## START GIVEN RECORDS

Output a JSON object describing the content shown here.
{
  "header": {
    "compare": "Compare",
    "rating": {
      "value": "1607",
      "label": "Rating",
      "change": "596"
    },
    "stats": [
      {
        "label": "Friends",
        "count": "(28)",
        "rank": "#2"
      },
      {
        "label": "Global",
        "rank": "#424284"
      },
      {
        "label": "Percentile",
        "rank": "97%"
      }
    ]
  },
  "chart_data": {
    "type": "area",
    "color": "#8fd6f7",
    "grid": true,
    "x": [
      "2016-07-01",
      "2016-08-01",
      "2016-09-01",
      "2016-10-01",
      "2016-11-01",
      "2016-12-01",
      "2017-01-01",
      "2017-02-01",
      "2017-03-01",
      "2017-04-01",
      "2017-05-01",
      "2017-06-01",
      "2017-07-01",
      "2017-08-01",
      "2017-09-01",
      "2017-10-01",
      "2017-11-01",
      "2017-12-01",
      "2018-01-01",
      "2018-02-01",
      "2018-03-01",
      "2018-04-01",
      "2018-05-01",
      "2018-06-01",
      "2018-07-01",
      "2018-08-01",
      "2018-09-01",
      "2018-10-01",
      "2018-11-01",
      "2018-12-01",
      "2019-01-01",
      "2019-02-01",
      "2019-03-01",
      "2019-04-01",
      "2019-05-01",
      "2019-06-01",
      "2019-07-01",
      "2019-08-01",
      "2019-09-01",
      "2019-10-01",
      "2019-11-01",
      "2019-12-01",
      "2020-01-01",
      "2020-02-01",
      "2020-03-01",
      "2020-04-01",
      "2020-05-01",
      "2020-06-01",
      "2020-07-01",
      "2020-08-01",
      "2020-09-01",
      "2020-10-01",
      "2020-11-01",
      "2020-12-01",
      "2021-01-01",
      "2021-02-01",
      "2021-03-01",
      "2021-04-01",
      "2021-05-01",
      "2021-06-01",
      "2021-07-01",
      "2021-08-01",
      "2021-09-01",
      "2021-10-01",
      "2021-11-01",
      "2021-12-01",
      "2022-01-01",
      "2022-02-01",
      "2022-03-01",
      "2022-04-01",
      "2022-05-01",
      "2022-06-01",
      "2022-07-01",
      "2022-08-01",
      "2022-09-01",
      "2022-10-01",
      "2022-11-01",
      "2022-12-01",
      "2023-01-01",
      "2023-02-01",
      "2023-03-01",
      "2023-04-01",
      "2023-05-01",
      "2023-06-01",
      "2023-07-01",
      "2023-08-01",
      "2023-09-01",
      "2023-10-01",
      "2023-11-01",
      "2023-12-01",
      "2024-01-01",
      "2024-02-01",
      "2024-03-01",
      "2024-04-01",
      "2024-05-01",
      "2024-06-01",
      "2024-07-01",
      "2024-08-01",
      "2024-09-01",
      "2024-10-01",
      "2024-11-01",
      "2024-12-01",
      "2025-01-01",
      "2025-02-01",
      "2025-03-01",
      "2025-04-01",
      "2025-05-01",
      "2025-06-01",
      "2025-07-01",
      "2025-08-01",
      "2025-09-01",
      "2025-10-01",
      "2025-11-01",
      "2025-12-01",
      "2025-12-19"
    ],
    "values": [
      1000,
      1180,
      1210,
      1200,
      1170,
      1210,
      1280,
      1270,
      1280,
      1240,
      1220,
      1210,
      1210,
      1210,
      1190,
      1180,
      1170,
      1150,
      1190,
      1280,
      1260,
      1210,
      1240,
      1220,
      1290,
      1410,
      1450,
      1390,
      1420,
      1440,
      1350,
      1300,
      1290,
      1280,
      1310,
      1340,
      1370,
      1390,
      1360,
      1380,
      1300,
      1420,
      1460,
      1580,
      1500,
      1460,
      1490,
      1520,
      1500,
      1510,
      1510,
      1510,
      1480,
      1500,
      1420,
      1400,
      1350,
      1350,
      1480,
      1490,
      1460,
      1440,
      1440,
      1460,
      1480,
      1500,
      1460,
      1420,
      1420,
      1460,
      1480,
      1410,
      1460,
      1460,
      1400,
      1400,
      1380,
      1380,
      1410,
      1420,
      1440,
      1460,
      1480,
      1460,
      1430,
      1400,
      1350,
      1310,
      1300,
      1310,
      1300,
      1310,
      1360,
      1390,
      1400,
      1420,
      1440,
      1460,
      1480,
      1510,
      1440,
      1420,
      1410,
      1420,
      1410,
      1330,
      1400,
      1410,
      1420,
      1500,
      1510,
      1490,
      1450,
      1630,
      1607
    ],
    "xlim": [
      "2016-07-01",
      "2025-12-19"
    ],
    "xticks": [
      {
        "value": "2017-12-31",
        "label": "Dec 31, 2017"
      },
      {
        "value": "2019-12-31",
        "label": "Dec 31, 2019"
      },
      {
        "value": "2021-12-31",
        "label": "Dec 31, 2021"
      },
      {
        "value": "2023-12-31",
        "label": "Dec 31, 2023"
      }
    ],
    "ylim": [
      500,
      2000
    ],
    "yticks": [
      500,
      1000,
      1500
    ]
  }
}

## END GIVEN RECORDS

▸ **WHAT YOU SHOULD DO**: Copy the data above in full, character for character.

▸ **RESPONSE FOR THIS EXERCISE**:
Output a JSON object describing the content shown here.
{
  "header": {
    "compare": "Compare",
    "rating": {
      "value": "1607",
      "label": "Rating",
      "change": "596"
    },
    "stats": [
      {
        "label": "Friends",
        "count": "(28)",
        "rank": "#2"
      },
      {
        "label": "Global",
        "rank": "#424284"
      },
      {
        "label": "Percentile",
        "rank": "97%"
      }
    ]
  },
  "chart_data": {
    "type": "area",
    "color": "#8fd6f7",
    "grid": true,
    "x": [
      "2016-07-01",
      "2016-08-01",
      "2016-09-01",
      "2016-10-01",
      "2016-11-01",
      "2016-12-01",
      "2017-01-01",
      "2017-02-01",
      "2017-03-01",
      "2017-04-01",
      "2017-05-01",
      "2017-06-01",
      "2017-07-01",
      "2017-08-01",
      "2017-09-01",
      "2017-10-01",
      "2017-11-01",
      "2017-12-01",
      "2018-01-01",
      "2018-02-01",
      "2018-03-01",
      "2018-04-01",
      "2018-05-01",
      "2018-06-01",
      "2018-07-01",
      "2018-08-01",
      "2018-09-01",
      "2018-10-01",
      "2018-11-01",
      "2018-12-01",
      "2019-01-01",
      "2019-02-01",
      "2019-03-01",
      "2019-04-01",
      "2019-05-01",
      "2019-06-01",
      "2019-07-01",
      "2019-08-01",
      "2019-09-01",
      "2019-10-01",
      "2019-11-01",
      "2019-12-01",
      "2020-01-01",
      "2020-02-01",
      "2020-03-01",
      "2020-04-01",
      "2020-05-01",
      "2020-06-01",
      "2020-07-01",
      "2020-08-01",
      "2020-09-01",
      "2020-10-01",
      "2020-11-01",
      "2020-12-01",
      "2021-01-01",
      "2021-02-01",
      "2021-03-01",
      "2021-04-01",
      "2021-05-01",
      "2021-06-01",
      "2021-07-01",
      "2021-08-01",
      "2021-09-01",
      "2021-10-01",
      "2021-11-01",
      "2021-12-01",
      "2022-01-01",
      "2022-02-01",
      "2022-03-01",
      "2022-04-01",
      "2022-05-01",
      "2022-06-01",
      "2022-07-01",
      "2022-08-01",
      "2022-09-01",
      "2022-10-01",
      "2022-11-01",
      "2022-12-01",
      "2023-01-01",
      "2023-02-01",
      "2023-03-01",
      "2023-04-01",
      "2023-05-01",
      "2023-06-01",
      "2023-07-01",
      "2023-08-01",
      "2023-09-01",
      "2023-10-01",
      "2023-11-01",
      "2023-12-01",
      "2024-01-01",
      "2024-02-01",
      "2024-03-01",
      "2024-04-01",
      "2024-05-01",
      "2024-06-01",
      "2024-07-01",
      "2024-08-01",
      "2024-09-01",
      "2024-10-01",
      "2024-11-01",
      "2024-12-01",
      "2025-01-01",
      "2025-02-01",
      "2025-03-01",
      "2025-04-01",
      "2025-05-01",
      "2025-06-01",
      "2025-07-01",
      "2025-08-01",
      "2025-09-01",
      "2025-10-01",
      "2025-11-01",
      "2025-12-01",
      "2025-12-19"
    ],
    "values": [
      1000,
      1180,
      1210,
      1200,
      1170,
      1210,
      1280,
      1270,
      1280,
      1240,
      1220,
      1210,
      1210,
      1210,
      1190,
      1180,
      1170,
      1150,
      1190,
      1280,
      1260,
      1210,
      1240,
      1220,
      1290,
      1410,
      1450,
      1390,
      1420,
      1440,
      1350,
      1300,
      1290,
      1280,
      1310,
      1340,
      1370,
      1390,
      1360,
      1380,
      1300,
      1420,
      1460,
      1580,
      1500,
      1460,
      1490,
      1520,
      1500,
      1510,
      1510,
      1510,
      1480,
      1500,
      1420,
      1400,
      1350,
      1350,
      1480,
      1490,
      1460,
      1440,
      1440,
      1460,
      1480,
      1500,
      1460,
      1420,
      1420,
      1460,
      1480,
      1410,
      1460,
      1460,
      1400,
      1400,
      1380,
      1380,
      1410,
      1420,
      1440,
      1460,
      1480,
      1460,
      1430,
      1400,
      1350,
      1310,
      1300,
      1310,
      1300,
      1310,
      1360,
      1390,
      1400,
      1420,
      1440,
      1460,
      1480,
      1510,
      1440,
      1420,
      1410,
      1420,
      1410,
      1330,
      1400,
      1410,
      1420,
      1500,
      1510,
      1490,
      1450,
      1630,
      1607
    ],
    "xlim": [
      "2016-07-01",
      "2025-12-19"
    ],
    "xticks": [
      {
        "value": "2017-12-31",
        "label": "Dec 31, 2017"
      },
      {
        "value": "2019-12-31",
        "label": "Dec 31, 2019"
      },
      {
        "value": "2021-12-31",
        "label": "Dec 31, 2021"
      },
      {
        "value": "2023-12-31",
        "label": "Dec 31, 2023"
      }
    ],
    "ylim": [
      500,
      2000
    ],
    "yticks": [
      500,
      1000,
      1500
    ]
  }
}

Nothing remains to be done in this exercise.